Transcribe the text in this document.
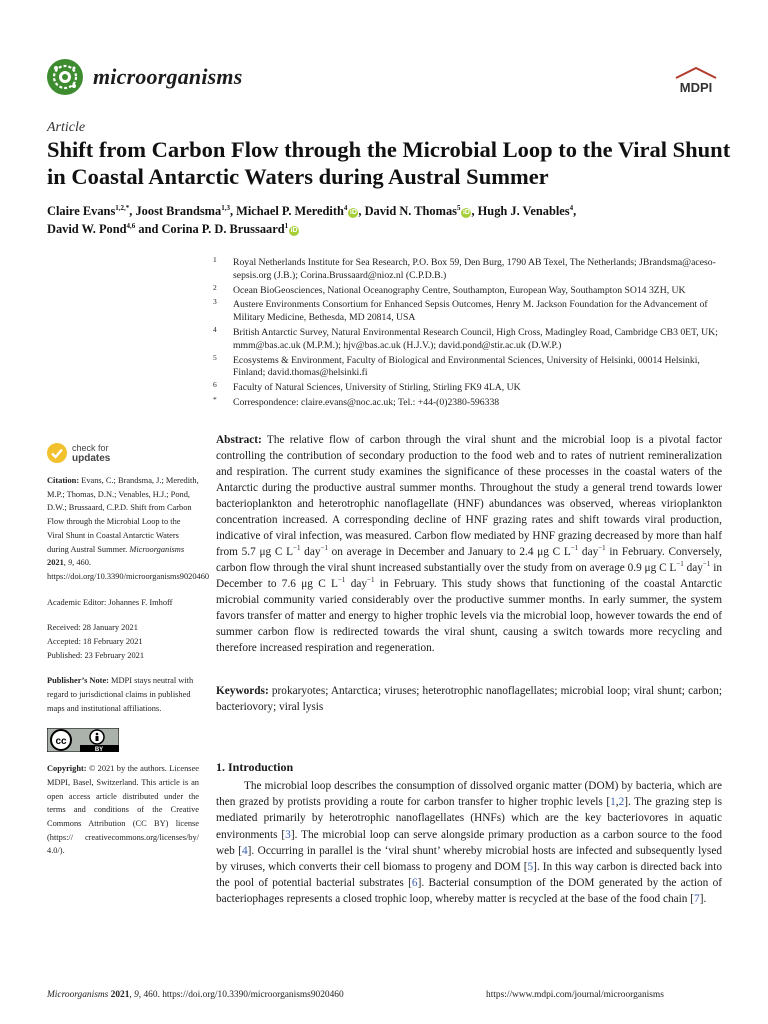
microorganisms	MDPI
Article
Shift from Carbon Flow through the Microbial Loop to the Viral Shunt in Coastal Antarctic Waters during Austral Summer
Claire Evans$^{1,2,*}$, Joost Brandsma$^{1,3}$, Michael P. Meredith$^4$iD , David N. Thomas$^5$iD , Hugh J. Venables$^4$,
David W. Pond$^{4,6}$ and Corina P. D. Brussaard$^1$iD
1 Royal Netherlands Institute for Sea Research, P.O. Box 59, Den Burg, 1790 AB Texel, The Netherlands; JBrandsma@aceso-sepsis.org (J.B.); Corina.Brussaard@nioz.nl (C.P.D.B.)
2 Ocean BioGeosciences, National Oceanography Centre, Southampton, European Way, Southampton SO14 3ZH, UK
3 Austere Environments Consortium for Enhanced Sepsis Outcomes, Henry M. Jackson Foundation for the Advancement of Military Medicine, Bethesda, MD 20814, USA
4 British Antarctic Survey, Natural Environmental Research Council, High Cross, Madingley Road, Cambridge CB3 0ET, UK; mmm@bas.ac.uk (M.P.M.); hjv@bas.ac.uk (H.J.V.); david.pond@stir.ac.uk (D.W.P.)
5 Ecosystems & Environment, Faculty of Biological and Environmental Sciences, University of Helsinki, 00014 Helsinki, Finland; david.thomas@helsinki.fi
6 Faculty of Natural Sciences, University of Stirling, Stirling FK9 4LA, UK
* Correspondence: claire.evans@noc.ac.uk; Tel.: +44-(0)2380-596338
check for
updates
Citation: Evans, C.; Brandsma, J.; Meredith, M.P.; Thomas, D.N.; Venables, H.J.; Pond, D.W.; Brussaard, C.P.D. Shift from Carbon Flow through the Microbial Loop to the Viral Shunt in Coastal Antarctic Waters during Austral Summer. Microorganisms 2021, 9, 460. https://doi.org/10.3390/microorganisms9020460
Academic Editor: Johannes F. Imhoff
Received: 28 January 2021
Accepted: 18 February 2021
Published: 23 February 2021
Publisher’s Note: MDPI stays neutral with regard to jurisdictional claims in published maps and institutional affiliations.
cc
BY
Copyright: © 2021 by the authors. Licensee MDPI, Basel, Switzerland. This article is an open access article distributed under the terms and conditions of the Creative Commons Attribution (CC BY) license (https:// creativecommons.org/licenses/by/ 4.0/).
Abstract: The relative flow of carbon through the viral shunt and the microbial loop is a pivotal factor controlling the contribution of secondary production to the food web and to rates of nutrient remineralization and respiration. The current study examines the significance of these processes in the coastal waters of the Antarctic during the productive austral summer months. Throughout the study a general trend towards lower bacterioplankton and heterotrophic nanoflagellate (HNF) abundances was observed, whereas virioplankton concentration increased. A corresponding decline of HNF grazing rates and shift towards viral production, indicative of viral infection, was measured. Carbon flow mediated by HNF grazing decreased by more than half from 5.7 μg C $L^{-1}$ day$^{-1}$ on average in December and January to 2.4 μg C $L^{-1}$ day$^{-1}$ in February. Conversely, carbon flow through the viral shunt increased substantially over the study from on average 0.9 μg C $L^{-1}$ day$^{-1}$ in December to 7.6 μg C $L^{-1}$ day$^{-1}$ in February. This study shows that functioning of the coastal Antarctic microbial community varied considerably over the productive summer months. In early summer, the system favors transfer of matter and energy to higher trophic levels via the microbial loop, however towards the end of summer carbon flow is redirected towards the viral shunt, causing a switch towards more recycling and therefore increased respiration and regeneration.
Keywords: prokaryotes; Antarctica; viruses; heterotrophic nanoflagellates; microbial loop; viral shunt; carbon; bacteriovory; viral lysis
1. Introduction
The microbial loop describes the consumption of dissolved organic matter (DOM) by bacteria, which are then grazed by protists providing a route for carbon transfer to higher trophic levels [1,2]. The grazing step is mediated primarily by heterotrophic nanoflagellates (HNFs) which are the key bacteriovores in aquatic environments [3]. The microbial loop can serve alongside primary production as a carbon source to the food web [4]. Occurring in parallel is the ‘viral shunt’ whereby microbial hosts are infected and subsequently lysed by viruses, which converts their cell biomass to progeny and DOM [5]. In this way carbon is directed back into the pool of potential bacterial substrates [6]. Bacterial consumption of the DOM generated by the action of bacteriophages represents a closed trophic loop, whereby matter is recycled at the base of the food chain [7].
Microorganisms 2021, 9, 460. https://doi.org/10.3390/microorganisms9020460	https://www.mdpi.com/journal/microorganisms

━━━━━━━━

Word for word, repeat the lines of data above, omitting every picture.

Transcribe the text in this document.
microorganisms	MDPI
Article
Shift from Carbon Flow through the Microbial Loop to the Viral Shunt in Coastal Antarctic Waters during Austral Summer
Claire Evans$^{1,2,*}$, Joost Brandsma$^{1,3}$, Michael P. Meredith$^4$iD , David N. Thomas$^5$iD , Hugh J. Venables$^4$,
David W. Pond$^{4,6}$ and Corina P. D. Brussaard$^1$iD
1 Royal Netherlands Institute for Sea Research, P.O. Box 59, Den Burg, 1790 AB Texel, The Netherlands; JBrandsma@aceso-sepsis.org (J.B.); Corina.Brussaard@nioz.nl (C.P.D.B.)
2 Ocean BioGeosciences, National Oceanography Centre, Southampton, European Way, Southampton SO14 3ZH, UK
3 Austere Environments Consortium for Enhanced Sepsis Outcomes, Henry M. Jackson Foundation for the Advancement of Military Medicine, Bethesda, MD 20814, USA
4 British Antarctic Survey, Natural Environmental Research Council, High Cross, Madingley Road, Cambridge CB3 0ET, UK; mmm@bas.ac.uk (M.P.M.); hjv@bas.ac.uk (H.J.V.); david.pond@stir.ac.uk (D.W.P.)
5 Ecosystems & Environment, Faculty of Biological and Environmental Sciences, University of Helsinki, 00014 Helsinki, Finland; david.thomas@helsinki.fi
6 Faculty of Natural Sciences, University of Stirling, Stirling FK9 4LA, UK
* Correspondence: claire.evans@noc.ac.uk; Tel.: +44-(0)2380-596338
check for
updates
Citation: Evans, C.; Brandsma, J.; Meredith, M.P.; Thomas, D.N.; Venables, H.J.; Pond, D.W.; Brussaard, C.P.D. Shift from Carbon Flow through the Microbial Loop to the Viral Shunt in Coastal Antarctic Waters during Austral Summer. Microorganisms 2021, 9, 460. https://doi.org/10.3390/microorganisms9020460
Academic Editor: Johannes F. Imhoff
Received: 28 January 2021
Accepted: 18 February 2021
Published: 23 February 2021
Publisher’s Note: MDPI stays neutral with regard to jurisdictional claims in published maps and institutional affiliations.
cc
BY
Copyright: © 2021 by the authors. Licensee MDPI, Basel, Switzerland. This article is an open access article distributed under the terms and conditions of the Creative Commons Attribution (CC BY) license (https:// creativecommons.org/licenses/by/ 4.0/).
Abstract: The relative flow of carbon through the viral shunt and the microbial loop is a pivotal factor controlling the contribution of secondary production to the food web and to rates of nutrient remineralization and respiration. The current study examines the significance of these processes in the coastal waters of the Antarctic during the productive austral summer months. Throughout the study a general trend towards lower bacterioplankton and heterotrophic nanoflagellate (HNF) abundances was observed, whereas virioplankton concentration increased. A corresponding decline of HNF grazing rates and shift towards viral production, indicative of viral infection, was measured. Carbon flow mediated by HNF grazing decreased by more than half from 5.7 μg C $L^{-1}$ day$^{-1}$ on average in December and January to 2.4 μg C $L^{-1}$ day$^{-1}$ in February. Conversely, carbon flow through the viral shunt increased substantially over the study from on average 0.9 μg C $L^{-1}$ day$^{-1}$ in December to 7.6 μg C $L^{-1}$ day$^{-1}$ in February. This study shows that functioning of the coastal Antarctic microbial community varied considerably over the productive summer months. In early summer, the system favors transfer of matter and energy to higher trophic levels via the microbial loop, however towards the end of summer carbon flow is redirected towards the viral shunt, causing a switch towards more recycling and therefore increased respiration and regeneration.
Keywords: prokaryotes; Antarctica; viruses; heterotrophic nanoflagellates; microbial loop; viral shunt; carbon; bacteriovory; viral lysis
1. Introduction
The microbial loop describes the consumption of dissolved organic matter (DOM) by bacteria, which are then grazed by protists providing a route for carbon transfer to higher trophic levels [1,2]. The grazing step is mediated primarily by heterotrophic nanoflagellates (HNFs) which are the key bacteriovores in aquatic environments [3]. The microbial loop can serve alongside primary production as a carbon source to the food web [4]. Occurring in parallel is the ‘viral shunt’ whereby microbial hosts are infected and subsequently lysed by viruses, which converts their cell biomass to progeny and DOM [5]. In this way carbon is directed back into the pool of potential bacterial substrates [6]. Bacterial consumption of the DOM generated by the action of bacteriophages represents a closed trophic loop, whereby matter is recycled at the base of the food chain [7].
Microorganisms 2021, 9, 460. https://doi.org/10.3390/microorganisms9020460	https://www.mdpi.com/journal/microorganisms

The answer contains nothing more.